(Collected data)
%%

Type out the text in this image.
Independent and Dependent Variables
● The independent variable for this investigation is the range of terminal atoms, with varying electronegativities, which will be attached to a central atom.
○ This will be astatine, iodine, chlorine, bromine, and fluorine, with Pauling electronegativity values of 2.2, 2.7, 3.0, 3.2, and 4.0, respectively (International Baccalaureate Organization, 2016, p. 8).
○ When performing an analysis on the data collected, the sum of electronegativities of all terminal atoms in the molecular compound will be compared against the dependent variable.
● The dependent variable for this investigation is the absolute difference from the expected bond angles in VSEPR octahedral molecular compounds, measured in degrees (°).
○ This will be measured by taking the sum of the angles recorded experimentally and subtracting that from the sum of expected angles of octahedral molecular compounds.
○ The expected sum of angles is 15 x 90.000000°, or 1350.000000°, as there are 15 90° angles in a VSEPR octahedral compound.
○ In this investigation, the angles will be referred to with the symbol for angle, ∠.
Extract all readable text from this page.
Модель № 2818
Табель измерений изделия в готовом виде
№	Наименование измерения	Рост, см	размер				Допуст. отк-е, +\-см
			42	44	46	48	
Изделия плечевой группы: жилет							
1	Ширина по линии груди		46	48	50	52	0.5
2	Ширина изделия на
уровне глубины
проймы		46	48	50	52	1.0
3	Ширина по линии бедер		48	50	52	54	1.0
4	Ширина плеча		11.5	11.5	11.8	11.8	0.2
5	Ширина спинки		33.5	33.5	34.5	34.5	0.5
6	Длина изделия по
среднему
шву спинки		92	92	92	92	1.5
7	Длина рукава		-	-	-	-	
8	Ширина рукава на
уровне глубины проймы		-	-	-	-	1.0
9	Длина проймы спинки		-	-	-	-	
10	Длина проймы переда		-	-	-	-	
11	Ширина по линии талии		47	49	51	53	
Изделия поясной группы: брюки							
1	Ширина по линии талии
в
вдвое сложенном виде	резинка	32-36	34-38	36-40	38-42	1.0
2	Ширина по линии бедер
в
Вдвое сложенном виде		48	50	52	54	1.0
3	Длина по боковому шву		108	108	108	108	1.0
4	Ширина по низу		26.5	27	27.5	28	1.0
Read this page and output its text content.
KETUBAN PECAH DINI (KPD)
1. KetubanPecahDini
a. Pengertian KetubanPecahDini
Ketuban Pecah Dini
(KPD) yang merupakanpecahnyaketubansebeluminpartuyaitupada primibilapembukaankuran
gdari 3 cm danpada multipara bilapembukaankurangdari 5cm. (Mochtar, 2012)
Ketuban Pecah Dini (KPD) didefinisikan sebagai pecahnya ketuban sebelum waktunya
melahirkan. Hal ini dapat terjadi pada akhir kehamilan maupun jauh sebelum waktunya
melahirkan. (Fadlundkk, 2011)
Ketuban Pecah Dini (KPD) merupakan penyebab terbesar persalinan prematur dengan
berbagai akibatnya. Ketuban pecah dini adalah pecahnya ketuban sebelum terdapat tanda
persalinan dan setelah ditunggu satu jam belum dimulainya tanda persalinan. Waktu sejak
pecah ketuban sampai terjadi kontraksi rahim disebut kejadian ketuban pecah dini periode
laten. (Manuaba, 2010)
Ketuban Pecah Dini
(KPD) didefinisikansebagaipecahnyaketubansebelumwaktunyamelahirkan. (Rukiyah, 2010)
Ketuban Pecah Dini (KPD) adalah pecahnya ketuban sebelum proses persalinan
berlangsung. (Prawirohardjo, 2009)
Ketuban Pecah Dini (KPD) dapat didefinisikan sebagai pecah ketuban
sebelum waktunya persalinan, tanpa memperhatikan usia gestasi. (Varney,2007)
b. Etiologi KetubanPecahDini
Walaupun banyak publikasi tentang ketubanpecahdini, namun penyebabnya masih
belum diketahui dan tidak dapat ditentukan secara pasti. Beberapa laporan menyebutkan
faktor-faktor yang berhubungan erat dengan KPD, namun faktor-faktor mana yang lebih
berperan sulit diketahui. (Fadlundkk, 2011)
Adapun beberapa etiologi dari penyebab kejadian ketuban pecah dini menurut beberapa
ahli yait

%%

Every line of the listing that holds "Длина" should be found and copied.

6	Длина изделия по
7	Длина рукава		-	-	-	-	
9	Длина проймы спинки		-	-	-	-	
10	Длина проймы переда		-	-	-	-	
3	Длина по боковому шву		108	108	108	108	1.0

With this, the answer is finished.